= Your objective =
Among the lines below, count those with "text". Give only the number.

= Data shown =
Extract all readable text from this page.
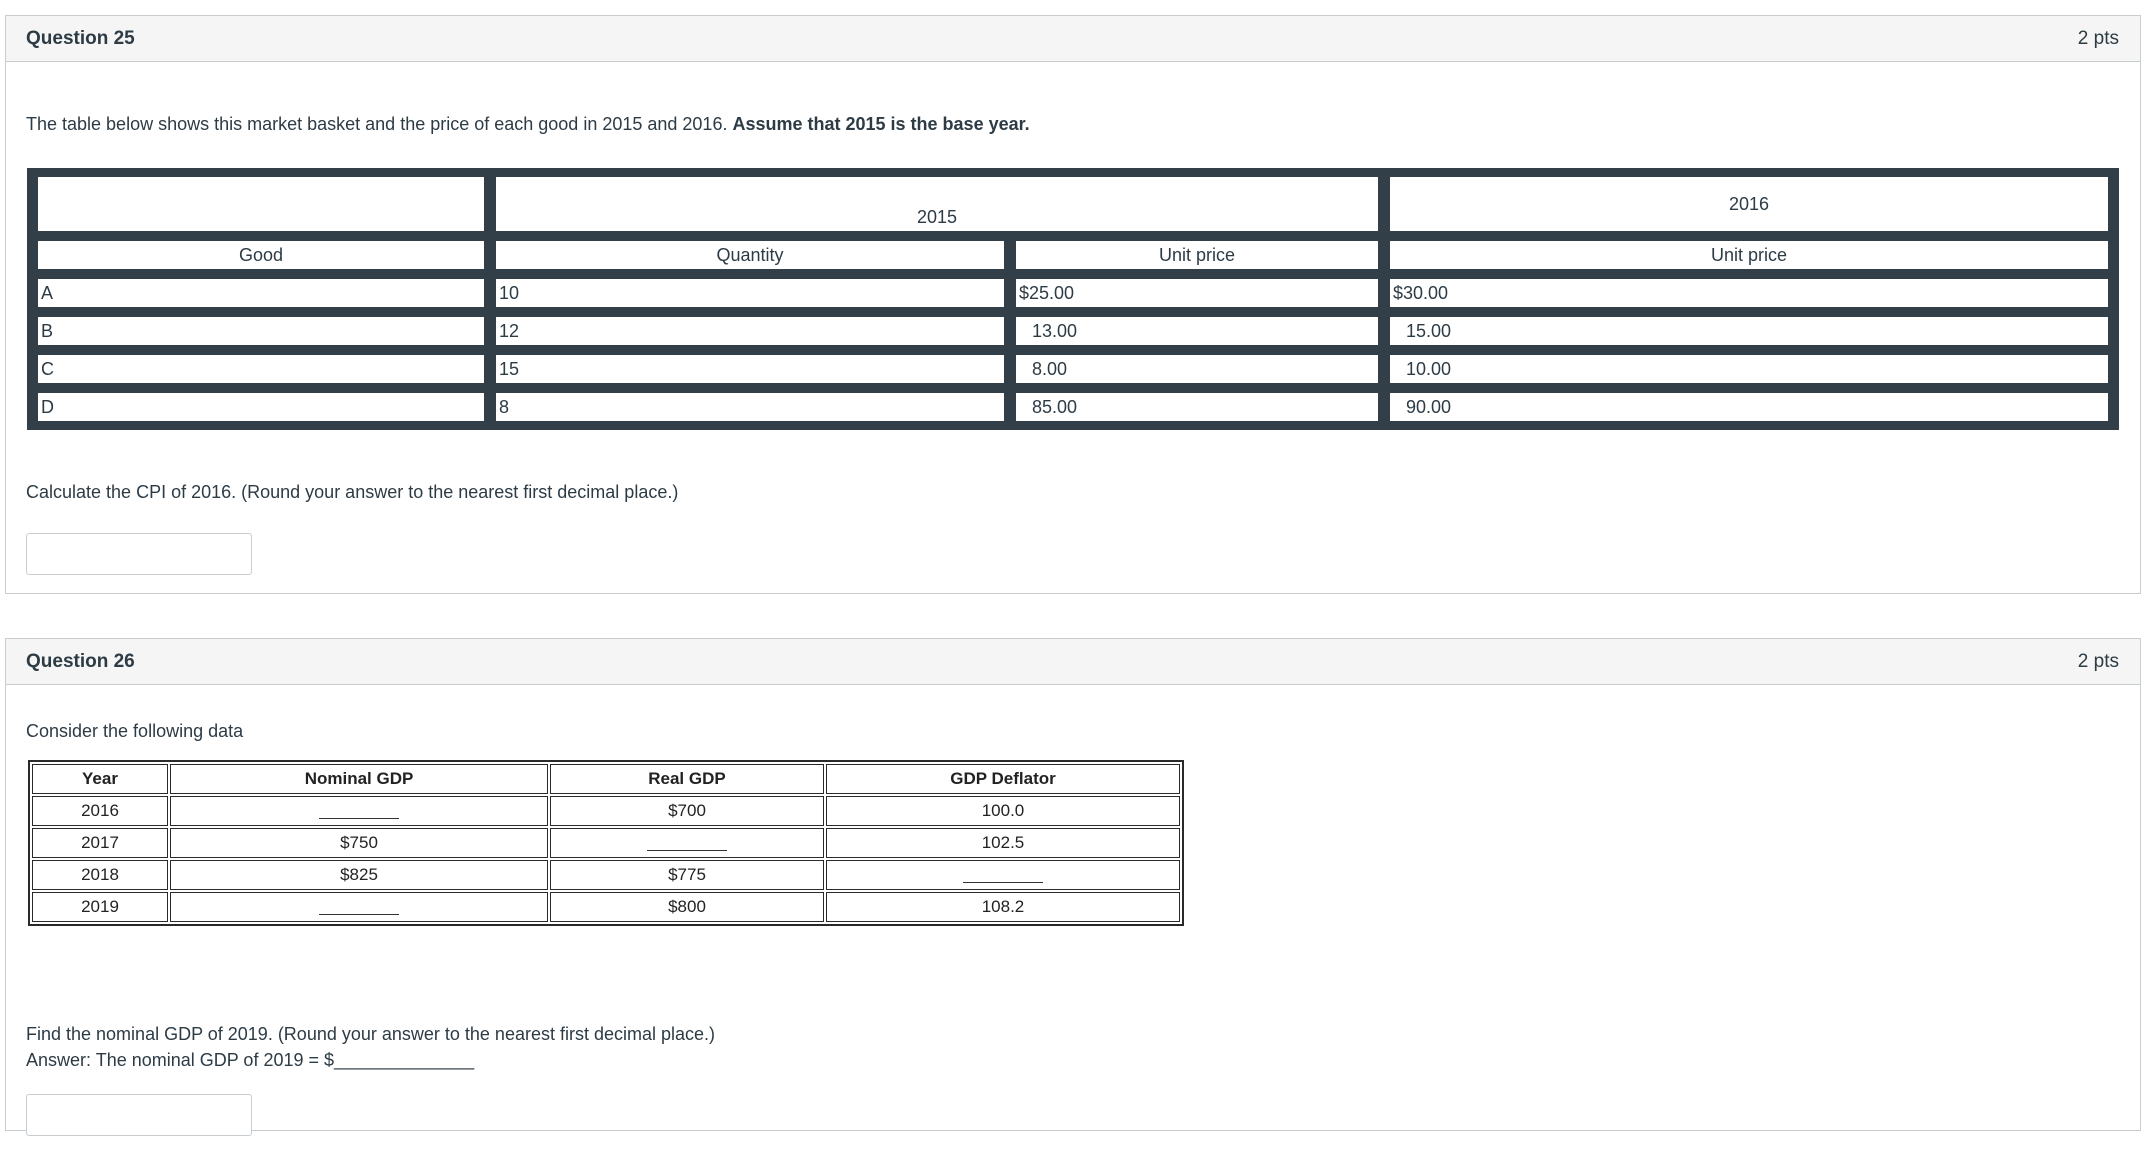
Question 25	2 pts

The table below shows this market basket and the price of each good in 2015 and 2016. Assume that 2015 is the base year.

	2015		2016
Good	Quantity	Unit price	Unit price
A	10	$25.00	$30.00
B	12	13.00	15.00
C	15	8.00	10.00
D	8	85.00	90.00

Calculate the CPI of 2016. (Round your answer to the nearest first decimal place.)

Question 26	2 pts

Consider the following data

Year	Nominal GDP	Real GDP	GDP Deflator
2016		$700	100.0
2017	$750		102.5
2018	$825	$775	
2019		$800	108.2

Find the nominal GDP of 2019. (Round your answer to the nearest first decimal place.)

Answer: The nominal GDP of 2019 = $______________
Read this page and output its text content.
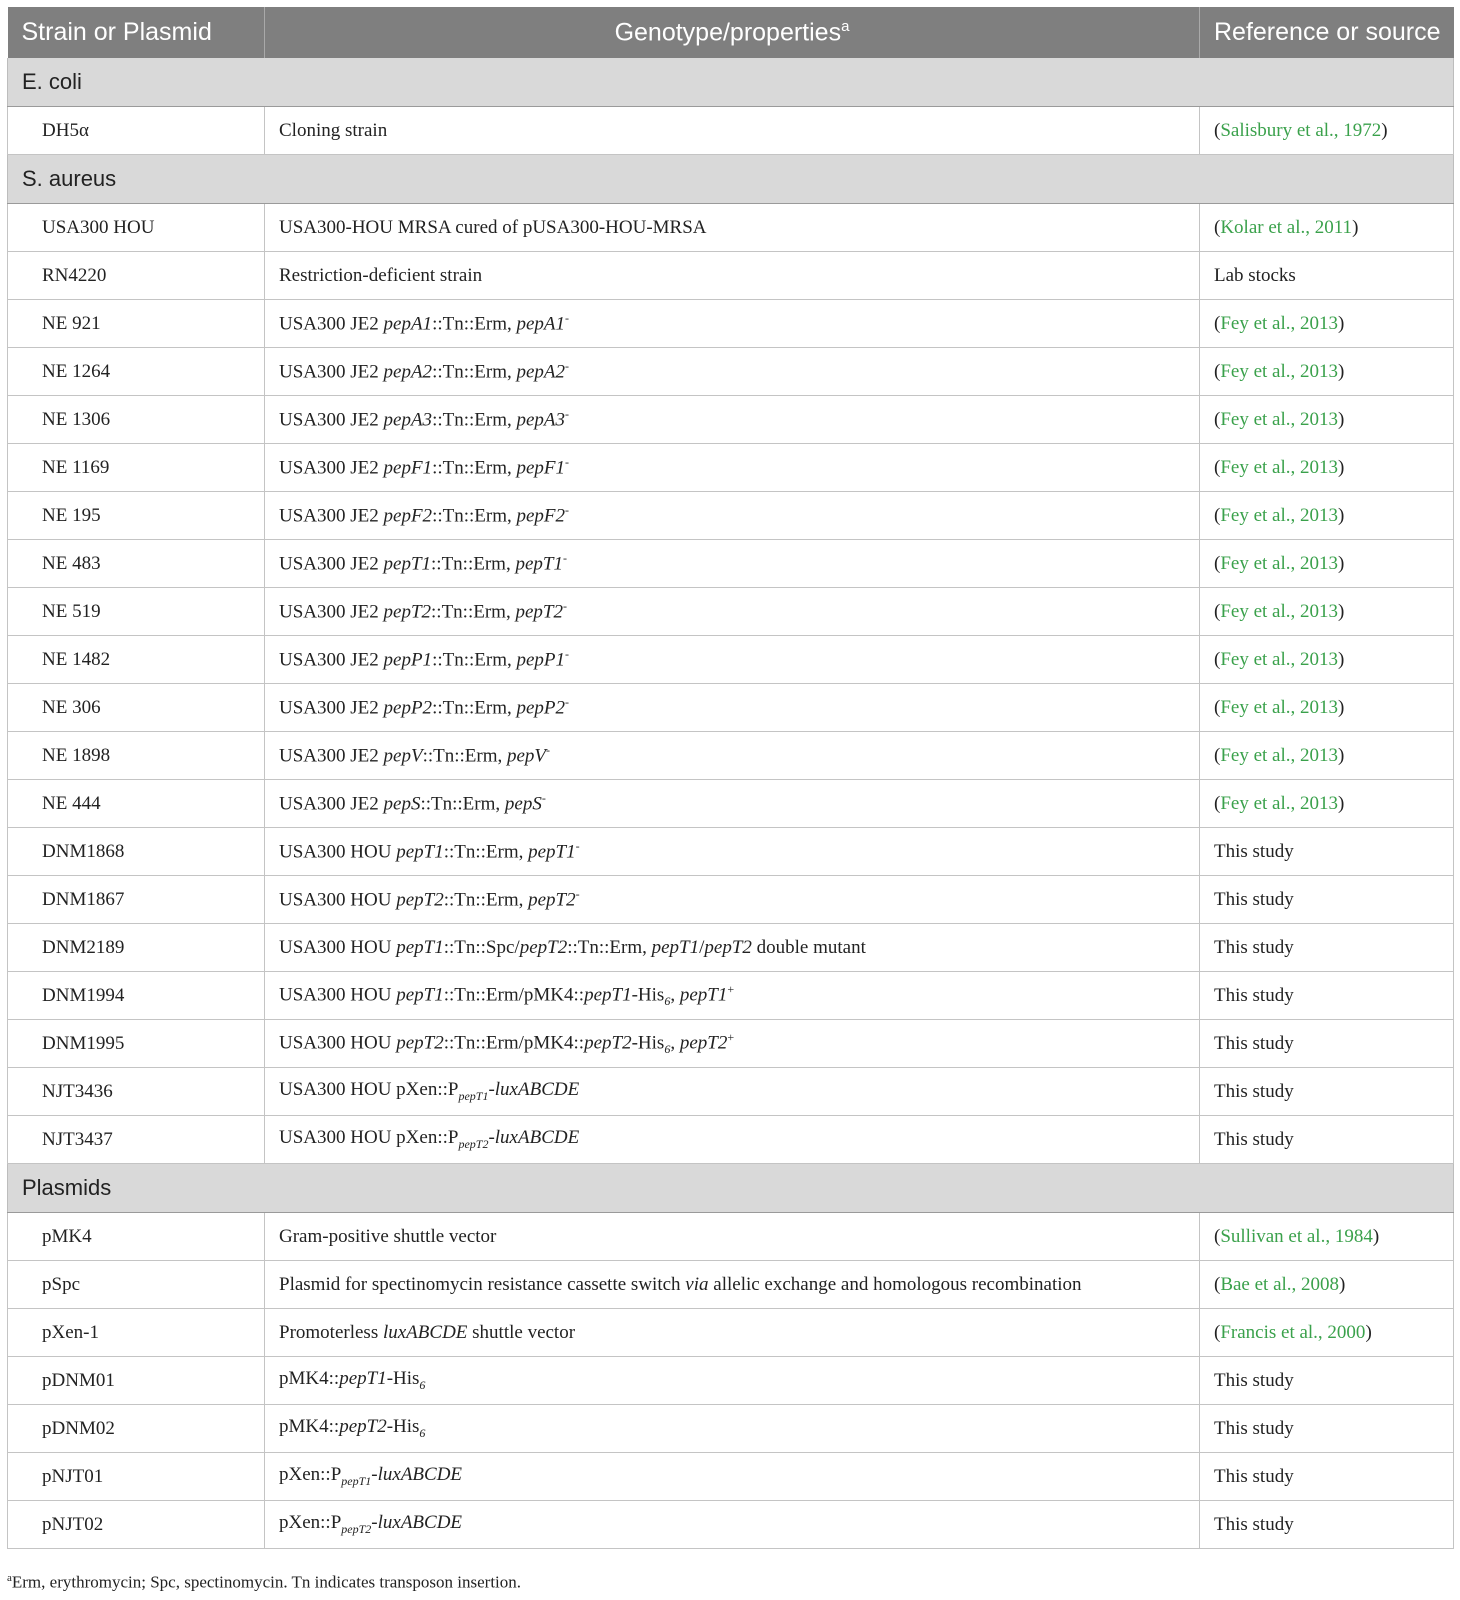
Strain or Plasmid	Genotype/properties$^a$	Reference or source
E. coli		
DH5α	Cloning strain	(Salisbury et al., 1972)
S. aureus		
USA300 HOU	USA300-HOU MRSA cured of pUSA300-HOU-MRSA	(Kolar et al., 2011)
RN4220	Restriction-deficient strain	Lab stocks
NE 921	USA300 JE2 pepA1::Tn::Erm, pepA1-	(Fey et al., 2013)
NE 1264	USA300 JE2 pepA2::Tn::Erm, pepA2-	(Fey et al., 2013)
NE 1306	USA300 JE2 pepA3::Tn::Erm, pepA3-	(Fey et al., 2013)
NE 1169	USA300 JE2 pepF1::Tn::Erm, pepF1-	(Fey et al., 2013)
NE 195	USA300 JE2 pepF2::Tn::Erm, pepF2-	(Fey et al., 2013)
NE 483	USA300 JE2 pepT1::Tn::Erm, pepT1-	(Fey et al., 2013)
NE 519	USA300 JE2 pepT2::Tn::Erm, pepT2-	(Fey et al., 2013)
NE 1482	USA300 JE2 pepP1::Tn::Erm, pepP1-	(Fey et al., 2013)
NE 306	USA300 JE2 pepP2::Tn::Erm, pepP2-	(Fey et al., 2013)
NE 1898	USA300 JE2 pepV::Tn::Erm, pepV-	(Fey et al., 2013)
NE 444	USA300 JE2 pepS::Tn::Erm, pepS-	(Fey et al., 2013)
DNM1868	USA300 HOU pepT1::Tn::Erm, pepT1-	This study
DNM1867	USA300 HOU pepT2::Tn::Erm, pepT2-	This study
DNM2189	USA300 HOU pepT1::Tn::Spc/pepT2::Tn::Erm, pepT1/pepT2 double mutant	This study
DNM1994	USA300 HOU pepT1::Tn::Erm/pMK4::pepT1-His$_6$, pepT1+	This study
DNM1995	USA300 HOU pepT2::Tn::Erm/pMK4::pepT2-His$_6$, pepT2+	This study
NJT3436	USA300 HOU $pXen::P_{pepT1}$-luxABCDE	This study
NJT3437	USA300 HOU $pXen::P_{pepT2}$-luxABCDE	This study
Plasmids		
pMK4	Gram-positive shuttle vector	(Sullivan et al., 1984)
pSpc	Plasmid for spectinomycin resistance cassette switch via allelic exchange and homologous recombination	(Bae et al., 2008)
pXen-1	Promoterless luxABCDE shuttle vector	(Francis et al., 2000)
pDNM01	pMK4::pepT1-His$_6$	This study
pDNM02	pMK4::pepT2-His$_6$	This study
pNJT01	$pXen::P_{pepT1}$-luxABCDE	This study
pNJT02	$pXen::P_{pepT2}$-luxABCDE	This study
$^a$Erm, erythromycin; Spc, spectinomycin. Tn indicates transposon insertion.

= Answer to this exercise =
2